Copy the data verbatim, from the very start through the line containing "Bar [279,136,321,223]", with that line included.

[EXTRACTED INFORMATION start]

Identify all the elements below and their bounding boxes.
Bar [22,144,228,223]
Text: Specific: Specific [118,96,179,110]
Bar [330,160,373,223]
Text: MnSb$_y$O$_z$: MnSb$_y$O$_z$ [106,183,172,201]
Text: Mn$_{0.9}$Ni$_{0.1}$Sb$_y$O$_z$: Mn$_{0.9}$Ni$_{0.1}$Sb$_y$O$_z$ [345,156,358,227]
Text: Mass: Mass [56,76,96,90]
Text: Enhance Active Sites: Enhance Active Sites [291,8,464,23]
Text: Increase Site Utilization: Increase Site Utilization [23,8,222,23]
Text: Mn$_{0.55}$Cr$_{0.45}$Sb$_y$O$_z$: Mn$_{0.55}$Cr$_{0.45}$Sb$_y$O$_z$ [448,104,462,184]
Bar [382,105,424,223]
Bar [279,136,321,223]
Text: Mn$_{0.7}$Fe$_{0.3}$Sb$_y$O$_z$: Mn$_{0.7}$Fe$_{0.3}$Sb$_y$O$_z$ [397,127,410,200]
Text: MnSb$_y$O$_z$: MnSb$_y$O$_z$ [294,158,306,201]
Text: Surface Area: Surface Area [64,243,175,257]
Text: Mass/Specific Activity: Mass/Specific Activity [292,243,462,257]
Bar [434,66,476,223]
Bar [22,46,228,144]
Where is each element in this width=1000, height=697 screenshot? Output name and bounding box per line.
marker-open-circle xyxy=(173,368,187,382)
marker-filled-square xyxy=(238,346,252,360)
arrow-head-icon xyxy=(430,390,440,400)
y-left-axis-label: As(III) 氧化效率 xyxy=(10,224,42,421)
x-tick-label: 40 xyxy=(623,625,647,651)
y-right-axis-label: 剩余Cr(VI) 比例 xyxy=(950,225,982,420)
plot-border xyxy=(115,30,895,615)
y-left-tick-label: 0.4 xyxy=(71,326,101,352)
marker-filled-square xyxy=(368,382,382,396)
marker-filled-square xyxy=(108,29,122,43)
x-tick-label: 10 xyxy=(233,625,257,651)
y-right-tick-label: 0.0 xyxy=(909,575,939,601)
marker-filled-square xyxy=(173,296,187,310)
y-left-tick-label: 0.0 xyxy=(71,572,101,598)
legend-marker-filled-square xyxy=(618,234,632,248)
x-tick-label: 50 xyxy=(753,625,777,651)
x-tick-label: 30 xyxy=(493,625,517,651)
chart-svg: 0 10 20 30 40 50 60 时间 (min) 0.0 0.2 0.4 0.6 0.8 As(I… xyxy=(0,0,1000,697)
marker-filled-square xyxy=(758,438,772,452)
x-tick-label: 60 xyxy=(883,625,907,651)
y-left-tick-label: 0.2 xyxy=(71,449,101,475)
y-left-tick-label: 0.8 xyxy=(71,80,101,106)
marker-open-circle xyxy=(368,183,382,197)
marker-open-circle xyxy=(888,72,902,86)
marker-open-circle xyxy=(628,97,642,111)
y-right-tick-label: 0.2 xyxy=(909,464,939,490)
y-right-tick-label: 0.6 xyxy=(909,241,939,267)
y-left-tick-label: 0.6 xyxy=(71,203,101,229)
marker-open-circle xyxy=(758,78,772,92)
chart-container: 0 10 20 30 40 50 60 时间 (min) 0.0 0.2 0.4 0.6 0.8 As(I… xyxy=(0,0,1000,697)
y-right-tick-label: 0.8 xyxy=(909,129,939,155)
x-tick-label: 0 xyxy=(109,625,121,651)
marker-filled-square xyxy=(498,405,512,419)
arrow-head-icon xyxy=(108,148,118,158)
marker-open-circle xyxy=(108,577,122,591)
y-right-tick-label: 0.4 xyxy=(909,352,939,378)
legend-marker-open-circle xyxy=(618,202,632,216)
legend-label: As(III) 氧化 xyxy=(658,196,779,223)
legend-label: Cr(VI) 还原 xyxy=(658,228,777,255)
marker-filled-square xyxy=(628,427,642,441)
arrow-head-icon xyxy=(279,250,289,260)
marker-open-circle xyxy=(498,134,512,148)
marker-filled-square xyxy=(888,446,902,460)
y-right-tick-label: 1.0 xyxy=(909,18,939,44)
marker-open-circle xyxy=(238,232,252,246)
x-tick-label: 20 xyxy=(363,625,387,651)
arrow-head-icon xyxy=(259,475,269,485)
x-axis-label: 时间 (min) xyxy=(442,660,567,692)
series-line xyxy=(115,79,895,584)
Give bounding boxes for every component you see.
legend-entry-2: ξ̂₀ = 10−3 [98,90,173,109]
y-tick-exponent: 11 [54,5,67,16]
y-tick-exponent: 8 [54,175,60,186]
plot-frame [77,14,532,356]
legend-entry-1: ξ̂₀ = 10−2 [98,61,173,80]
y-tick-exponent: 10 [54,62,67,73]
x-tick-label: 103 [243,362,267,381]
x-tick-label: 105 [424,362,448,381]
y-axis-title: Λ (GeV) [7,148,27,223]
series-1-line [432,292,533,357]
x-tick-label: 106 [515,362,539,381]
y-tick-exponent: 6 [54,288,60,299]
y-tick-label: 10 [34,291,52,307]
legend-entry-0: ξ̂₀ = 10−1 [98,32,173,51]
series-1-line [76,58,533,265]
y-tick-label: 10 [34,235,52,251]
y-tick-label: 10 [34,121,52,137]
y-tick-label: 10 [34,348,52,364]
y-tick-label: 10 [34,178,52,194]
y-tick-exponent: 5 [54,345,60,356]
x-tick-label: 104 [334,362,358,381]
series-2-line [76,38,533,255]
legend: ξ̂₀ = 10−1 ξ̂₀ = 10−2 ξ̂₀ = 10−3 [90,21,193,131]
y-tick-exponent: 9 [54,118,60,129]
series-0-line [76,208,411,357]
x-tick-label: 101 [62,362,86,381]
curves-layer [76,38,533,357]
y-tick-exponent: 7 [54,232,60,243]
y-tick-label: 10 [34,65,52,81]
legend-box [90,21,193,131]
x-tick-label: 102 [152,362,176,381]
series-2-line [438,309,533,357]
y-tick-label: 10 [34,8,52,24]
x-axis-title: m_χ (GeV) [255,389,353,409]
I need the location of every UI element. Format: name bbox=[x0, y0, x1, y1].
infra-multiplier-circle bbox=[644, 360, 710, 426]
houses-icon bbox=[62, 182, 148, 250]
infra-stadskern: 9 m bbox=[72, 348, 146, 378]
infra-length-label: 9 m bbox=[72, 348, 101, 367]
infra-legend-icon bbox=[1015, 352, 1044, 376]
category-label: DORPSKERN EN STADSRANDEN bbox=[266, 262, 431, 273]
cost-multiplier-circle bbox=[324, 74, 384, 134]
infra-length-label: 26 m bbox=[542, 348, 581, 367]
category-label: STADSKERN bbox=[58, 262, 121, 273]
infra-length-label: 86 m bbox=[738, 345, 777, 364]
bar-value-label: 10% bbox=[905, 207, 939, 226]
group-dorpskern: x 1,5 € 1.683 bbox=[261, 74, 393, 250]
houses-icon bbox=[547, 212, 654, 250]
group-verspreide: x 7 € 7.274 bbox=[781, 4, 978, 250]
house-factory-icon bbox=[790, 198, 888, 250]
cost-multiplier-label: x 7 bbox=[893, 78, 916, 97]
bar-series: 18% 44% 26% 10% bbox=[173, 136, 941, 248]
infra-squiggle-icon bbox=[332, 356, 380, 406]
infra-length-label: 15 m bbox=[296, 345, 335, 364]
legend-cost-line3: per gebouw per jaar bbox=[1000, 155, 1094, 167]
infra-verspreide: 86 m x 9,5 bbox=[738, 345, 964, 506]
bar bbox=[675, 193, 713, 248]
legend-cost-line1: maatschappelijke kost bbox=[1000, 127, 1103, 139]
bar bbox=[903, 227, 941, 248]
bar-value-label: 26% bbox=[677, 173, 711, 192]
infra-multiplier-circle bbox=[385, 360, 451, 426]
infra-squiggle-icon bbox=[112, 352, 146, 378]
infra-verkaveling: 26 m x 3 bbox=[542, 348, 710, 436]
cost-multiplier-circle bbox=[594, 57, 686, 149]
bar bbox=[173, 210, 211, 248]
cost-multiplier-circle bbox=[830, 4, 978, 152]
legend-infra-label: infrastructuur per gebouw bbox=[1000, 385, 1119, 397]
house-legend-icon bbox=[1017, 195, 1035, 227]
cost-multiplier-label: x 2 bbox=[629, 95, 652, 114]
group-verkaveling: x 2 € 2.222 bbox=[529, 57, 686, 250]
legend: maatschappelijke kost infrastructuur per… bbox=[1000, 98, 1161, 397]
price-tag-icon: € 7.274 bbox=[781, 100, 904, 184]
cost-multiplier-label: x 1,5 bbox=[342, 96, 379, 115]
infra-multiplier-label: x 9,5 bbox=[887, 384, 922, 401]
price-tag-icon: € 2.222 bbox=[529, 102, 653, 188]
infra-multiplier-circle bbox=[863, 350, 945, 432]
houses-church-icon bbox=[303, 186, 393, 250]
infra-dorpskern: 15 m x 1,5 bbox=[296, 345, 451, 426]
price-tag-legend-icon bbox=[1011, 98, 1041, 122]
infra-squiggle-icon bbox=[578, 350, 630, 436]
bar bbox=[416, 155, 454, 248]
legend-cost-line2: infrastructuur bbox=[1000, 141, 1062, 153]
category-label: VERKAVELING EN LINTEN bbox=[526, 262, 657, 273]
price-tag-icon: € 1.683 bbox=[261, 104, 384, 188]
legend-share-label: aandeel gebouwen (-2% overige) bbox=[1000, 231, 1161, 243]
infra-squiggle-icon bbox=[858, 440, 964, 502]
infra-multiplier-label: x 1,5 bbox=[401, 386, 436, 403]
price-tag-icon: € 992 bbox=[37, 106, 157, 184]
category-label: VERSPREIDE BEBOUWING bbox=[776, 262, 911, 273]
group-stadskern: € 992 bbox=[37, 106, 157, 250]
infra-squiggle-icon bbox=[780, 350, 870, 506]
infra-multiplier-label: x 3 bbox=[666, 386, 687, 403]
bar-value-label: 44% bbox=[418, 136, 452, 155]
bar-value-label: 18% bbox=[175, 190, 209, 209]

[EXTRACTED INFORMATION end]

*TASK SOLUTION*
Identify all the elements below and their bounding boxes.
Bar [22,144,228,223]
Text: Specific: Specific [118,96,179,110]
Bar [330,160,373,223]
Text: MnSb$_y$O$_z$: MnSb$_y$O$_z$ [106,183,172,201]
Text: Mn$_{0.9}$Ni$_{0.1}$Sb$_y$O$_z$: Mn$_{0.9}$Ni$_{0.1}$Sb$_y$O$_z$ [345,156,358,227]
Text: Mass: Mass [56,76,96,90]
Text: Enhance Active Sites: Enhance Active Sites [291,8,464,23]
Text: Increase Site Utilization: Increase Site Utilization [23,8,222,23]
Text: Mn$_{0.55}$Cr$_{0.45}$Sb$_y$O$_z$: Mn$_{0.55}$Cr$_{0.45}$Sb$_y$O$_z$ [448,104,462,184]
Bar [382,105,424,223]
Bar [279,136,321,223]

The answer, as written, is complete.